* [TO BE DONE]
Leaving out every picture, quote the data below exactly as it appears.

╭─ DATA LISTING

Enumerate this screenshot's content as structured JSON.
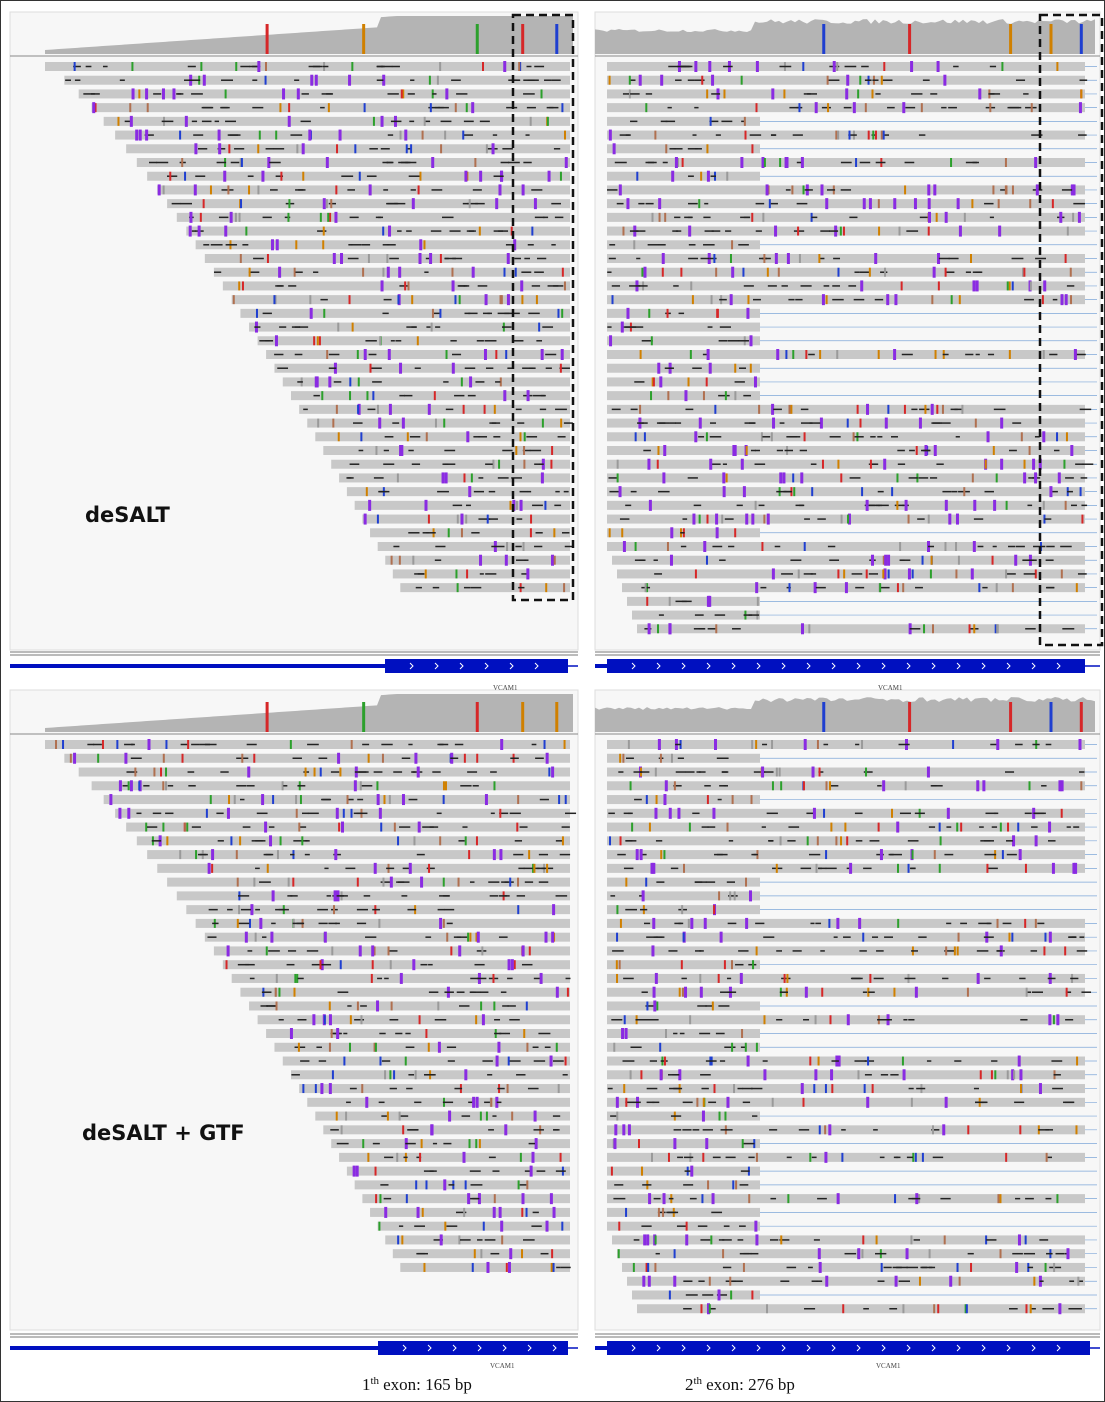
{
  "panels": [
    {
      "label": "deSALT",
      "gene_left": "VCAM1",
      "gene_right": "VCAM1"
    },
    {
      "label": "deSALT + GTF",
      "gene_left": "VCAM1",
      "gene_right": "VCAM1"
    }
  ],
  "captions": [
    {
      "number": "1",
      "suffix": "th",
      "text": "exon: 165 bp"
    },
    {
      "number": "2",
      "suffix": "th",
      "text": "exon: 276 bp"
    }
  ]
}
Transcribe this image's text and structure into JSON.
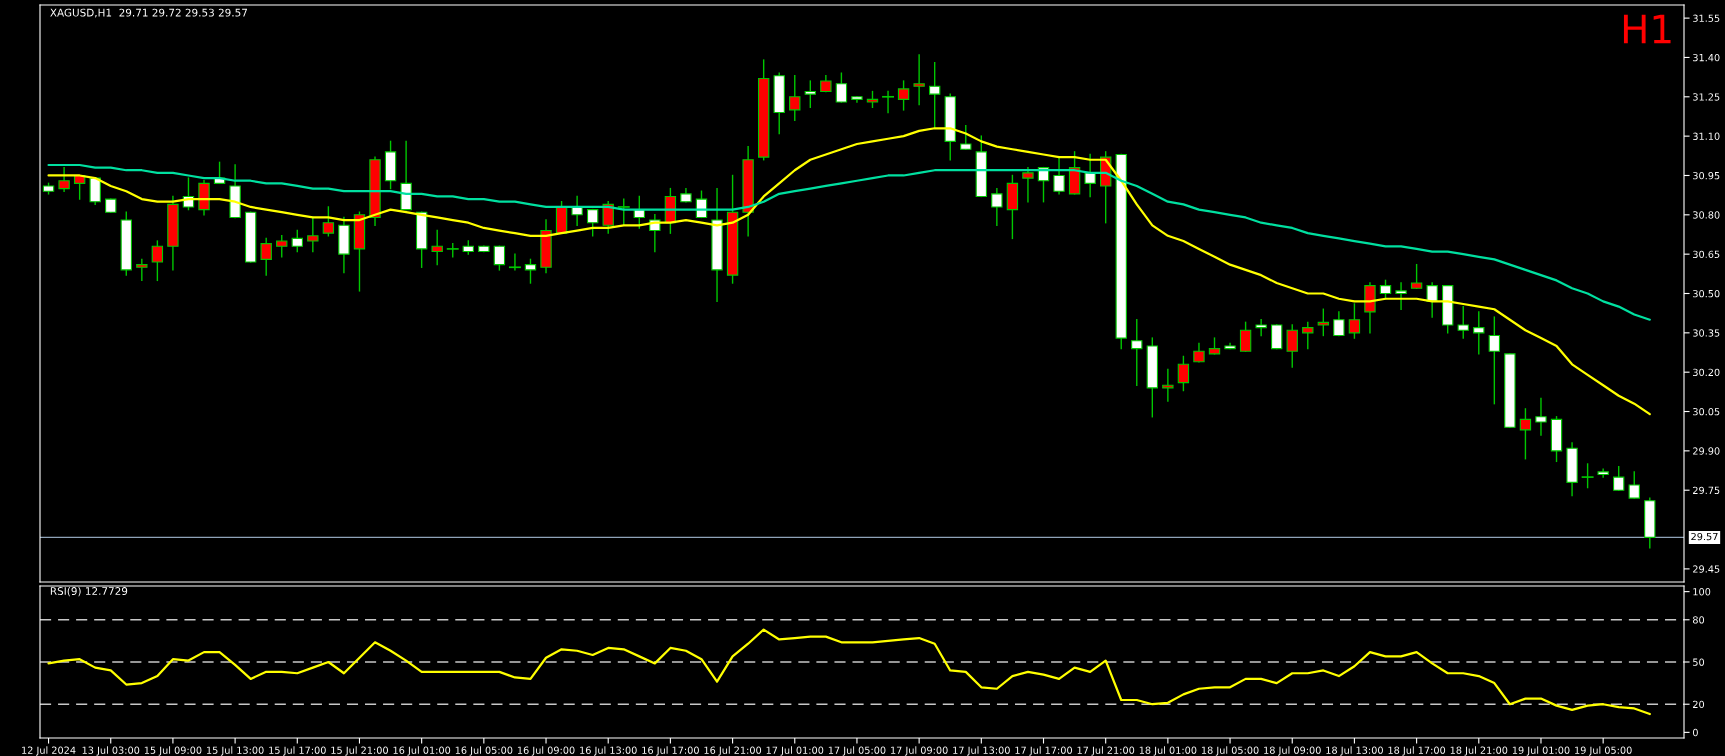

╰─

* [EXERCISE RESULT]
Enumerate this screenshot's content as structured JSON.
{
  "panels": [
    {
      "label": "deSALT",
      "gene_left": "VCAM1",
      "gene_right": "VCAM1"
    },
    {
      "label": "deSALT + GTF",
      "gene_left": "VCAM1",
      "gene_right": "VCAM1"
    }
  ],
  "captions": [
    {
      "number": "1",
      "suffix": "th",
      "text": "exon: 165 bp"
    },
    {
      "number": "2",
      "suffix": "th",
      "text": "exon: 276 bp"
    }
  ]
}
Transcribe this image's text and structure into JSON.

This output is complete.